» Required task: Please print all of the material below, word for word.
── Supplied records ──
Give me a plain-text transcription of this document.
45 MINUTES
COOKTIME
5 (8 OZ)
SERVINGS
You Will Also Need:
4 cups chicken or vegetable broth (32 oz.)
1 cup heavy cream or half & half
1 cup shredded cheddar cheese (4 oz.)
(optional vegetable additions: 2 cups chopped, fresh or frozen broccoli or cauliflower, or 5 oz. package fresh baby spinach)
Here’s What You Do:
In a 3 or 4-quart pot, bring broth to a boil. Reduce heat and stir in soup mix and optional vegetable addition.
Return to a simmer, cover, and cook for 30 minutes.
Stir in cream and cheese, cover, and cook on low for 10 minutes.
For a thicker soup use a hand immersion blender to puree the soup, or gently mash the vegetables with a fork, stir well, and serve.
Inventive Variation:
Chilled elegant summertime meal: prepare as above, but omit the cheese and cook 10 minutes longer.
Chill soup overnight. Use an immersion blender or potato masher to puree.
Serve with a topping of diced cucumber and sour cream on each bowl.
───
» Problem solution:
Give me a plain-text transcription of this document.
45 MINUTES
COOKTIME
5 (8 OZ)
SERVINGS
You Will Also Need:
4 cups chicken or vegetable broth (32 oz.)
1 cup heavy cream or half & half
1 cup shredded cheddar cheese (4 oz.)
(optional vegetable additions: 2 cups chopped, fresh or frozen broccoli or cauliflower, or 5 oz. package fresh baby spinach)
Here’s What You Do:
In a 3 or 4-quart pot, bring broth to a boil. Reduce heat and stir in soup mix and optional vegetable addition.
Return to a simmer, cover, and cook for 30 minutes.
Stir in cream and cheese, cover, and cook on low for 10 minutes.
For a thicker soup use a hand immersion blender to puree the soup, or gently mash the vegetables with a fork, stir well, and serve.
Inventive Variation:
Chilled elegant summertime meal: prepare as above, but omit the cheese and cook 10 minutes longer.
Chill soup overnight. Use an immersion blender or potato masher to puree.
Serve with a topping of diced cucumber and sour cream on each bowl.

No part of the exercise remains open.